● **Written problem**
Without including any pictures, write out all the entries exactly.

--- Start of Data for the task ---

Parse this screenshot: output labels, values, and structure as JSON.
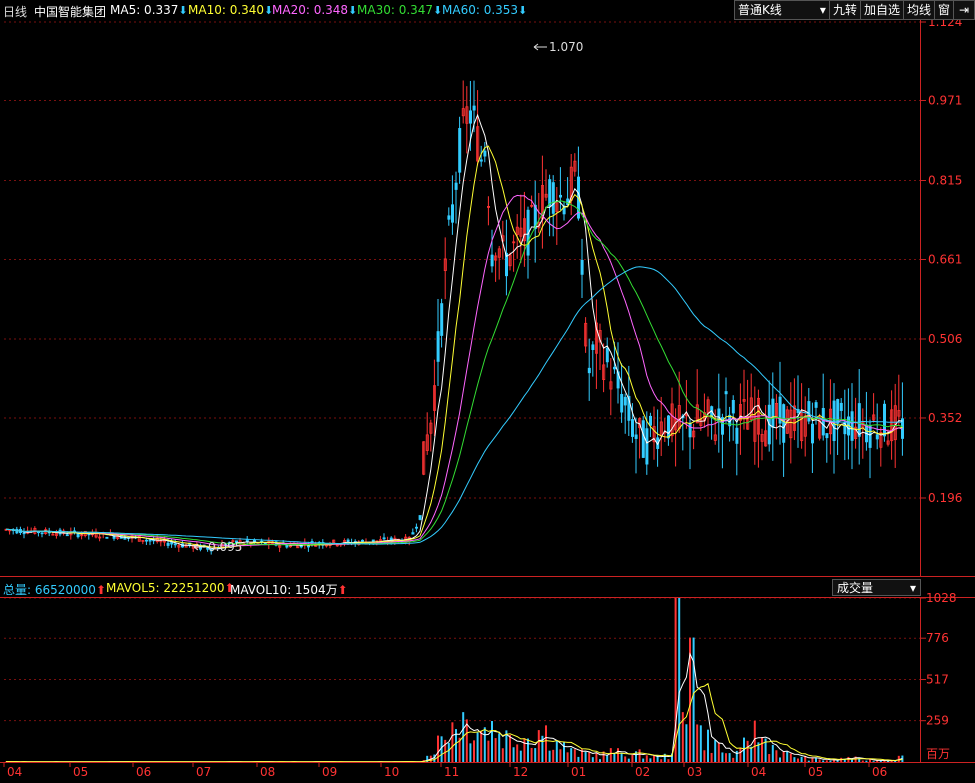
{
  "header": {
    "period_label": "日线",
    "stock_name": "中国智能集团",
    "ma": [
      {
        "label": "MA5: 0.337",
        "color": "#ffffff",
        "trend": "down"
      },
      {
        "label": "MA10: 0.340",
        "color": "#ffff33",
        "trend": "down"
      },
      {
        "label": "MA20: 0.348",
        "color": "#ff66ff",
        "trend": "down"
      },
      {
        "label": "MA30: 0.347",
        "color": "#33dd33",
        "trend": "down"
      },
      {
        "label": "MA60: 0.353",
        "color": "#33ccff",
        "trend": "down"
      }
    ],
    "arrow_down_glyph": "⬇",
    "arrow_up_glyph": "⬆"
  },
  "toolbar": {
    "kline_select": "普通K线",
    "nine_turn": "九转",
    "add_watch": "加自选",
    "avg_line": "均线",
    "window": "窗",
    "pin_icon": "pin-icon"
  },
  "price_axis": {
    "labels": [
      "1.124",
      "0.971",
      "0.815",
      "0.661",
      "0.506",
      "0.352",
      "0.196"
    ]
  },
  "annotations": {
    "high": "1.070",
    "low": "0.095"
  },
  "volume": {
    "total_label": "总量: 66520000",
    "mavol5_label": "MAVOL5: 22251200",
    "mavol10_label": "MAVOL10: 1504万",
    "select_label": "成交量",
    "axis_labels": [
      "1028",
      "776",
      "517",
      "259"
    ],
    "unit": "百万"
  },
  "months": [
    "04",
    "05",
    "06",
    "07",
    "08",
    "09",
    "10",
    "11",
    "12",
    "01",
    "02",
    "03",
    "04",
    "05",
    "06"
  ],
  "colors": {
    "up": "#ff3333",
    "down": "#33ccff",
    "grid": "#7a1010",
    "axis": "#cc2222",
    "background": "#000000"
  },
  "chart_data": {
    "type": "candlestick",
    "price_ylim": [
      0.04,
      1.124
    ],
    "vol_ylim": [
      0,
      1028
    ],
    "price_ticks": [
      1.124,
      0.971,
      0.815,
      0.661,
      0.506,
      0.352,
      0.196
    ],
    "vol_ticks": [
      1028,
      776,
      517,
      259
    ],
    "high_mark": 1.07,
    "low_mark": 0.095,
    "ma_last": {
      "MA5": 0.337,
      "MA10": 0.34,
      "MA20": 0.348,
      "MA30": 0.347,
      "MA60": 0.353
    },
    "mavol_last": {
      "MAVOL5": 22251200,
      "MAVOL10": "1504万"
    },
    "total_volume_last": 66520000,
    "price_path": [
      [
        0,
        0.135
      ],
      [
        60,
        0.128
      ],
      [
        120,
        0.122
      ],
      [
        170,
        0.108
      ],
      [
        200,
        0.1
      ],
      [
        215,
        0.098
      ],
      [
        225,
        0.105
      ],
      [
        240,
        0.11
      ],
      [
        260,
        0.108
      ],
      [
        290,
        0.104
      ],
      [
        320,
        0.108
      ],
      [
        360,
        0.11
      ],
      [
        395,
        0.114
      ],
      [
        410,
        0.114
      ],
      [
        420,
        0.16
      ],
      [
        425,
        0.3
      ],
      [
        430,
        0.33
      ],
      [
        435,
        0.42
      ],
      [
        440,
        0.52
      ],
      [
        447,
        0.68
      ],
      [
        453,
        0.76
      ],
      [
        458,
        0.86
      ],
      [
        463,
        0.91
      ],
      [
        468,
        0.95
      ],
      [
        473,
        0.94
      ],
      [
        477,
        0.9
      ],
      [
        482,
        0.85
      ],
      [
        486,
        0.9
      ],
      [
        491,
        0.68
      ],
      [
        496,
        0.7
      ],
      [
        501,
        0.67
      ],
      [
        506,
        0.66
      ],
      [
        513,
        0.68
      ],
      [
        521,
        0.7
      ],
      [
        531,
        0.72
      ],
      [
        541,
        0.77
      ],
      [
        551,
        0.8
      ],
      [
        561,
        0.78
      ],
      [
        569,
        0.79
      ],
      [
        575,
        0.82
      ],
      [
        580,
        0.76
      ],
      [
        586,
        0.48
      ],
      [
        590,
        0.44
      ],
      [
        596,
        0.5
      ],
      [
        606,
        0.46
      ],
      [
        616,
        0.42
      ],
      [
        626,
        0.37
      ],
      [
        636,
        0.32
      ],
      [
        645,
        0.3
      ],
      [
        656,
        0.33
      ],
      [
        666,
        0.35
      ],
      [
        676,
        0.33
      ],
      [
        686,
        0.34
      ],
      [
        696,
        0.34
      ],
      [
        706,
        0.35
      ],
      [
        716,
        0.34
      ],
      [
        726,
        0.37
      ],
      [
        736,
        0.345
      ],
      [
        746,
        0.355
      ],
      [
        757,
        0.35
      ],
      [
        767,
        0.34
      ],
      [
        777,
        0.35
      ],
      [
        787,
        0.345
      ],
      [
        797,
        0.34
      ],
      [
        807,
        0.35
      ],
      [
        817,
        0.345
      ],
      [
        827,
        0.34
      ],
      [
        837,
        0.345
      ],
      [
        847,
        0.342
      ],
      [
        857,
        0.345
      ],
      [
        867,
        0.338
      ],
      [
        877,
        0.34
      ],
      [
        887,
        0.335
      ],
      [
        897,
        0.337
      ]
    ],
    "volume_path": [
      [
        0,
        2
      ],
      [
        420,
        2
      ],
      [
        428,
        40
      ],
      [
        436,
        110
      ],
      [
        444,
        170
      ],
      [
        452,
        230
      ],
      [
        460,
        290
      ],
      [
        468,
        250
      ],
      [
        476,
        230
      ],
      [
        484,
        200
      ],
      [
        492,
        220
      ],
      [
        500,
        180
      ],
      [
        508,
        150
      ],
      [
        516,
        140
      ],
      [
        524,
        170
      ],
      [
        532,
        150
      ],
      [
        540,
        200
      ],
      [
        548,
        180
      ],
      [
        556,
        120
      ],
      [
        564,
        90
      ],
      [
        572,
        60
      ],
      [
        580,
        50
      ],
      [
        590,
        55
      ],
      [
        600,
        40
      ],
      [
        610,
        60
      ],
      [
        620,
        55
      ],
      [
        630,
        45
      ],
      [
        640,
        50
      ],
      [
        650,
        35
      ],
      [
        660,
        30
      ],
      [
        670,
        40
      ],
      [
        676,
        190
      ],
      [
        684,
        260
      ],
      [
        692,
        300
      ],
      [
        700,
        180
      ],
      [
        708,
        140
      ],
      [
        716,
        110
      ],
      [
        724,
        60
      ],
      [
        732,
        40
      ],
      [
        740,
        50
      ],
      [
        748,
        160
      ],
      [
        756,
        180
      ],
      [
        764,
        140
      ],
      [
        772,
        100
      ],
      [
        780,
        60
      ],
      [
        790,
        40
      ],
      [
        800,
        30
      ],
      [
        810,
        20
      ],
      [
        820,
        15
      ],
      [
        830,
        10
      ],
      [
        840,
        18
      ],
      [
        850,
        30
      ],
      [
        860,
        15
      ],
      [
        870,
        12
      ],
      [
        880,
        10
      ],
      [
        890,
        12
      ],
      [
        897,
        30
      ]
    ]
  }
}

--- End of Data for the task ---

● **Output below**
Parse this screenshot: output labels, values, and structure as JSON.
{
  "header": {
    "period_label": "日线",
    "stock_name": "中国智能集团",
    "ma": [
      {
        "label": "MA5: 0.337",
        "color": "#ffffff",
        "trend": "down"
      },
      {
        "label": "MA10: 0.340",
        "color": "#ffff33",
        "trend": "down"
      },
      {
        "label": "MA20: 0.348",
        "color": "#ff66ff",
        "trend": "down"
      },
      {
        "label": "MA30: 0.347",
        "color": "#33dd33",
        "trend": "down"
      },
      {
        "label": "MA60: 0.353",
        "color": "#33ccff",
        "trend": "down"
      }
    ],
    "arrow_down_glyph": "⬇",
    "arrow_up_glyph": "⬆"
  },
  "toolbar": {
    "kline_select": "普通K线",
    "nine_turn": "九转",
    "add_watch": "加自选",
    "avg_line": "均线",
    "window": "窗",
    "pin_icon": "pin-icon"
  },
  "price_axis": {
    "labels": [
      "1.124",
      "0.971",
      "0.815",
      "0.661",
      "0.506",
      "0.352",
      "0.196"
    ]
  },
  "annotations": {
    "high": "1.070",
    "low": "0.095"
  },
  "volume": {
    "total_label": "总量: 66520000",
    "mavol5_label": "MAVOL5: 22251200",
    "mavol10_label": "MAVOL10: 1504万",
    "select_label": "成交量",
    "axis_labels": [
      "1028",
      "776",
      "517",
      "259"
    ],
    "unit": "百万"
  },
  "months": [
    "04",
    "05",
    "06",
    "07",
    "08",
    "09",
    "10",
    "11",
    "12",
    "01",
    "02",
    "03",
    "04",
    "05",
    "06"
  ],
  "colors": {
    "up": "#ff3333",
    "down": "#33ccff",
    "grid": "#7a1010",
    "axis": "#cc2222",
    "background": "#000000"
  },
  "chart_data": {
    "type": "candlestick",
    "price_ylim": [
      0.04,
      1.124
    ],
    "vol_ylim": [
      0,
      1028
    ],
    "price_ticks": [
      1.124,
      0.971,
      0.815,
      0.661,
      0.506,
      0.352,
      0.196
    ],
    "vol_ticks": [
      1028,
      776,
      517,
      259
    ],
    "high_mark": 1.07,
    "low_mark": 0.095,
    "ma_last": {
      "MA5": 0.337,
      "MA10": 0.34,
      "MA20": 0.348,
      "MA30": 0.347,
      "MA60": 0.353
    },
    "mavol_last": {
      "MAVOL5": 22251200,
      "MAVOL10": "1504万"
    },
    "total_volume_last": 66520000,
    "price_path": [
      [
        0,
        0.135
      ],
      [
        60,
        0.128
      ],
      [
        120,
        0.122
      ],
      [
        170,
        0.108
      ],
      [
        200,
        0.1
      ],
      [
        215,
        0.098
      ],
      [
        225,
        0.105
      ],
      [
        240,
        0.11
      ],
      [
        260,
        0.108
      ],
      [
        290,
        0.104
      ],
      [
        320,
        0.108
      ],
      [
        360,
        0.11
      ],
      [
        395,
        0.114
      ],
      [
        410,
        0.114
      ],
      [
        420,
        0.16
      ],
      [
        425,
        0.3
      ],
      [
        430,
        0.33
      ],
      [
        435,
        0.42
      ],
      [
        440,
        0.52
      ],
      [
        447,
        0.68
      ],
      [
        453,
        0.76
      ],
      [
        458,
        0.86
      ],
      [
        463,
        0.91
      ],
      [
        468,
        0.95
      ],
      [
        473,
        0.94
      ],
      [
        477,
        0.9
      ],
      [
        482,
        0.85
      ],
      [
        486,
        0.9
      ],
      [
        491,
        0.68
      ],
      [
        496,
        0.7
      ],
      [
        501,
        0.67
      ],
      [
        506,
        0.66
      ],
      [
        513,
        0.68
      ],
      [
        521,
        0.7
      ],
      [
        531,
        0.72
      ],
      [
        541,
        0.77
      ],
      [
        551,
        0.8
      ],
      [
        561,
        0.78
      ],
      [
        569,
        0.79
      ],
      [
        575,
        0.82
      ],
      [
        580,
        0.76
      ],
      [
        586,
        0.48
      ],
      [
        590,
        0.44
      ],
      [
        596,
        0.5
      ],
      [
        606,
        0.46
      ],
      [
        616,
        0.42
      ],
      [
        626,
        0.37
      ],
      [
        636,
        0.32
      ],
      [
        645,
        0.3
      ],
      [
        656,
        0.33
      ],
      [
        666,
        0.35
      ],
      [
        676,
        0.33
      ],
      [
        686,
        0.34
      ],
      [
        696,
        0.34
      ],
      [
        706,
        0.35
      ],
      [
        716,
        0.34
      ],
      [
        726,
        0.37
      ],
      [
        736,
        0.345
      ],
      [
        746,
        0.355
      ],
      [
        757,
        0.35
      ],
      [
        767,
        0.34
      ],
      [
        777,
        0.35
      ],
      [
        787,
        0.345
      ],
      [
        797,
        0.34
      ],
      [
        807,
        0.35
      ],
      [
        817,
        0.345
      ],
      [
        827,
        0.34
      ],
      [
        837,
        0.345
      ],
      [
        847,
        0.342
      ],
      [
        857,
        0.345
      ],
      [
        867,
        0.338
      ],
      [
        877,
        0.34
      ],
      [
        887,
        0.335
      ],
      [
        897,
        0.337
      ]
    ],
    "volume_path": [
      [
        0,
        2
      ],
      [
        420,
        2
      ],
      [
        428,
        40
      ],
      [
        436,
        110
      ],
      [
        444,
        170
      ],
      [
        452,
        230
      ],
      [
        460,
        290
      ],
      [
        468,
        250
      ],
      [
        476,
        230
      ],
      [
        484,
        200
      ],
      [
        492,
        220
      ],
      [
        500,
        180
      ],
      [
        508,
        150
      ],
      [
        516,
        140
      ],
      [
        524,
        170
      ],
      [
        532,
        150
      ],
      [
        540,
        200
      ],
      [
        548,
        180
      ],
      [
        556,
        120
      ],
      [
        564,
        90
      ],
      [
        572,
        60
      ],
      [
        580,
        50
      ],
      [
        590,
        55
      ],
      [
        600,
        40
      ],
      [
        610,
        60
      ],
      [
        620,
        55
      ],
      [
        630,
        45
      ],
      [
        640,
        50
      ],
      [
        650,
        35
      ],
      [
        660,
        30
      ],
      [
        670,
        40
      ],
      [
        676,
        190
      ],
      [
        684,
        260
      ],
      [
        692,
        300
      ],
      [
        700,
        180
      ],
      [
        708,
        140
      ],
      [
        716,
        110
      ],
      [
        724,
        60
      ],
      [
        732,
        40
      ],
      [
        740,
        50
      ],
      [
        748,
        160
      ],
      [
        756,
        180
      ],
      [
        764,
        140
      ],
      [
        772,
        100
      ],
      [
        780,
        60
      ],
      [
        790,
        40
      ],
      [
        800,
        30
      ],
      [
        810,
        20
      ],
      [
        820,
        15
      ],
      [
        830,
        10
      ],
      [
        840,
        18
      ],
      [
        850,
        30
      ],
      [
        860,
        15
      ],
      [
        870,
        12
      ],
      [
        880,
        10
      ],
      [
        890,
        12
      ],
      [
        897,
        30
      ]
    ]
  }
}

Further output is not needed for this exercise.